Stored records
★ ★ ★ ★
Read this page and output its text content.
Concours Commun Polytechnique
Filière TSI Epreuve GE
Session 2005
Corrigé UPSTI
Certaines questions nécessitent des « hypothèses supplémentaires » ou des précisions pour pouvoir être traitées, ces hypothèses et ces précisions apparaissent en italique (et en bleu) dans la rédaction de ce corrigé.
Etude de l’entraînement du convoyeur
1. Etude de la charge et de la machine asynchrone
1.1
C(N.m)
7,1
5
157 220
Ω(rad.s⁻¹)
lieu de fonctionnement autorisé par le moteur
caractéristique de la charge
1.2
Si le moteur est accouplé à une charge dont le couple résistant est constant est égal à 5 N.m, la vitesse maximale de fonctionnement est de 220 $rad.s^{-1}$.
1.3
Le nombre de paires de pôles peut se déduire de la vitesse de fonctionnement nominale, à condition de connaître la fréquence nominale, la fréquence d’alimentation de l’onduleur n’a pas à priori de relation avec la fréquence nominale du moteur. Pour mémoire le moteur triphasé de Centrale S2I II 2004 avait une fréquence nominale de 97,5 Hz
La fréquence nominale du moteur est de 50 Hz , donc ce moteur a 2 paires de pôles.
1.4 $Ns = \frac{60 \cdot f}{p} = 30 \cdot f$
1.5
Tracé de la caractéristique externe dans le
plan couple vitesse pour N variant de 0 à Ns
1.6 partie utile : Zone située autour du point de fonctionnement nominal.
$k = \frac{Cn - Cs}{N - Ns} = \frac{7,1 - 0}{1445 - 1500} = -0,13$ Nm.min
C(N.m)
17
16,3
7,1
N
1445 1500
★ ★ ★ ★
WHAT NEEDS TO BE DONE:
Copy out every line of the listing that includes the string "dans".

FULL ANSWER:
Certaines questions nécessitent des « hypothèses supplémentaires » ou des précisions pour pouvoir être traitées, ces hypothèses et ces précisions apparaissent en italique (et en bleu) dans la rédaction de ce corrigé.
Tracé de la caractéristique externe dans le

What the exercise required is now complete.